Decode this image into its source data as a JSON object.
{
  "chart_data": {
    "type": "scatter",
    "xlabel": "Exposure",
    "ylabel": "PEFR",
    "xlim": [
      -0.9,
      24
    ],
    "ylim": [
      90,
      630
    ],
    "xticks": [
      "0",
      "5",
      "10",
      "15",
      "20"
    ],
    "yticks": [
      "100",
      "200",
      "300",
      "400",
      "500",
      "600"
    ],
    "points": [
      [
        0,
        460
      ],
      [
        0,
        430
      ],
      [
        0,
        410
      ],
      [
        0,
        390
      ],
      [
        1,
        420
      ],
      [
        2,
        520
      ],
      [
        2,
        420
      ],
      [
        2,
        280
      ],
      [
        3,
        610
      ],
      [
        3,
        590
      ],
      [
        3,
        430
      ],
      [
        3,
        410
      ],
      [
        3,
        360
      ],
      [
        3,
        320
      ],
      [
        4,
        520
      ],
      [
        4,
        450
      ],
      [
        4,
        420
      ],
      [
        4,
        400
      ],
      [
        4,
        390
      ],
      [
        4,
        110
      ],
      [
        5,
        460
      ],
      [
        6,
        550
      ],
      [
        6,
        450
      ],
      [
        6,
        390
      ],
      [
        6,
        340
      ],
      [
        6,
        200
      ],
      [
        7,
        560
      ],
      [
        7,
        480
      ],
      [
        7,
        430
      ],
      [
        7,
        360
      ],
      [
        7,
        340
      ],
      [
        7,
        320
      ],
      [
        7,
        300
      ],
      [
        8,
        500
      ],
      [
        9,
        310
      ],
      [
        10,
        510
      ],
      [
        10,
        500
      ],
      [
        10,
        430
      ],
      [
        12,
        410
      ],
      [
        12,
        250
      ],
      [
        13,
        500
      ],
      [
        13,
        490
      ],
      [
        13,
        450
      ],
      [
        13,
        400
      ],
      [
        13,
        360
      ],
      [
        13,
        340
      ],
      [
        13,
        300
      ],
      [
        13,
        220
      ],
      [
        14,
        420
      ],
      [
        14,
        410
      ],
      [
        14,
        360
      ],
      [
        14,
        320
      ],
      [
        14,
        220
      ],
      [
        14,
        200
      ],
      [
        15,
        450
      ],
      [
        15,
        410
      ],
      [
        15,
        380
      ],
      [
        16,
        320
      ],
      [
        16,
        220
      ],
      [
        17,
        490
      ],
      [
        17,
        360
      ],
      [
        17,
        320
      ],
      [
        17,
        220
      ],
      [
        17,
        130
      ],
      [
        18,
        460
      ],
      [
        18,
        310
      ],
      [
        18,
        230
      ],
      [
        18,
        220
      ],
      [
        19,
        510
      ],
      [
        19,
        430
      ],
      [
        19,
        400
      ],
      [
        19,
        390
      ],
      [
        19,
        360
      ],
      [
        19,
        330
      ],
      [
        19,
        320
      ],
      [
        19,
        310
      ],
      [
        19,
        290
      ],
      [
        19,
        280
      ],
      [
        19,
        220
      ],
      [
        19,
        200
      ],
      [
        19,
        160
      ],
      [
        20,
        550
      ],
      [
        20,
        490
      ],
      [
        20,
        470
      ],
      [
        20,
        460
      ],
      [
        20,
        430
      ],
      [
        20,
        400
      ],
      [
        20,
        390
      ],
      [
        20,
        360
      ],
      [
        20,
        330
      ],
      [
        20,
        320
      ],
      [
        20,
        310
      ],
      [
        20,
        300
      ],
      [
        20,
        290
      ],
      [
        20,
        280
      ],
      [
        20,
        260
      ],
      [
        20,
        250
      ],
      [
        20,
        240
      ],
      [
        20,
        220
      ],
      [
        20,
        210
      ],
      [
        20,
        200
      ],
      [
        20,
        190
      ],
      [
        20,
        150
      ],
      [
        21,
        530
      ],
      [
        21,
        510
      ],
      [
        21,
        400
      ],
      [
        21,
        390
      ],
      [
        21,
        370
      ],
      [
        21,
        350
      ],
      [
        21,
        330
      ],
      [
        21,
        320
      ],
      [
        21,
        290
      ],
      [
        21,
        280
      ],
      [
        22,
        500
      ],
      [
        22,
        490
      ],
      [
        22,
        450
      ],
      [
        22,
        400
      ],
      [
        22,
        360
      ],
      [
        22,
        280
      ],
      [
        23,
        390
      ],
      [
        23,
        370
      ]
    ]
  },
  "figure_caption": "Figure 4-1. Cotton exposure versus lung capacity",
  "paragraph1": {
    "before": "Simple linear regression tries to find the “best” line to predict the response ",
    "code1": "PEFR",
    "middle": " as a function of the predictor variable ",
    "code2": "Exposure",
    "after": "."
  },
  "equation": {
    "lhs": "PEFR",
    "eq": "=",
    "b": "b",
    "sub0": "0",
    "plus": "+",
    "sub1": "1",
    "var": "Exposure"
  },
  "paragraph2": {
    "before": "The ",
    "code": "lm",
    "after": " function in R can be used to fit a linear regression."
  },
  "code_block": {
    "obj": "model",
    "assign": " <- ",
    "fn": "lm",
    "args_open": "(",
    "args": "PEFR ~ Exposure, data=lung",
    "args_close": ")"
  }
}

———

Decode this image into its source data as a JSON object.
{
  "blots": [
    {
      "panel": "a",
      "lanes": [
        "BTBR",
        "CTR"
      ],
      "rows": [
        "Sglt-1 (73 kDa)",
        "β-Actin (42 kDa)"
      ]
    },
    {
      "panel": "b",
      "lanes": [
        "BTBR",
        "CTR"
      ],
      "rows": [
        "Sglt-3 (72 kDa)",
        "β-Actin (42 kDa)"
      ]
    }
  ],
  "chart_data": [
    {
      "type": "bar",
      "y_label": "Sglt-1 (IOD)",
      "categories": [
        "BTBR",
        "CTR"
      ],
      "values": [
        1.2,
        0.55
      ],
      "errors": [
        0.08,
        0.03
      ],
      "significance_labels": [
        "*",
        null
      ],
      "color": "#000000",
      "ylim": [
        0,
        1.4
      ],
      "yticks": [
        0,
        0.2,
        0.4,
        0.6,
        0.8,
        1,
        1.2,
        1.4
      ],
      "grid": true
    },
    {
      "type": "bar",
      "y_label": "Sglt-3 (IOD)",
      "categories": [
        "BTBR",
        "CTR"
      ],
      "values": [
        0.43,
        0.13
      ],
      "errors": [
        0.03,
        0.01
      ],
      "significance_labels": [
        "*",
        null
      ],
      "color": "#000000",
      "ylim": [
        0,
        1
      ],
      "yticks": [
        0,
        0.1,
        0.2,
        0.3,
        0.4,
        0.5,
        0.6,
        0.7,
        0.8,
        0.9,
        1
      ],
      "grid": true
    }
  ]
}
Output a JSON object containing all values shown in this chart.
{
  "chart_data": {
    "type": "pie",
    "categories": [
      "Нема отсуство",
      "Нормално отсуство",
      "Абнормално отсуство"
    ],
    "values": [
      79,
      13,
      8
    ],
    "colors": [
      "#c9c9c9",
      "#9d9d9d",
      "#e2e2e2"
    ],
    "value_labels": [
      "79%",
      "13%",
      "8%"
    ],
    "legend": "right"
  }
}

———

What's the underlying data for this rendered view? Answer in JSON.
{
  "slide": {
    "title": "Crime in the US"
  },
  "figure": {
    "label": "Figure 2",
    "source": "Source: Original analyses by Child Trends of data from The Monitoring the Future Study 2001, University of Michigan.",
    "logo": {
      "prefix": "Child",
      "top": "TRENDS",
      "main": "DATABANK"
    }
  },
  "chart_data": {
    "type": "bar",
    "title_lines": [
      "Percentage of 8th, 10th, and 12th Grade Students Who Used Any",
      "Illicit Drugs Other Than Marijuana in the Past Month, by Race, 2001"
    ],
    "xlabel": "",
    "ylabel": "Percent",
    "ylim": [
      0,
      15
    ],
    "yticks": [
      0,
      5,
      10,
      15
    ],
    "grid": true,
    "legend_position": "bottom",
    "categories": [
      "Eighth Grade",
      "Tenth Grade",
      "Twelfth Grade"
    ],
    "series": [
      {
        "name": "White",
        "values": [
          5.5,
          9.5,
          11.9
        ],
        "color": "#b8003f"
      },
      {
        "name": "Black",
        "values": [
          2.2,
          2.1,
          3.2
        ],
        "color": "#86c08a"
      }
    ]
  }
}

———

* WORK INSTRUCTIONS *
Collect the lines that hold "regression".

* RESPONSE TO THIS EXERCISE *
    "before": "Simple linear regression tries to find the “best” line to predict the response ",
    "after": " function in R can be used to fit a linear regression."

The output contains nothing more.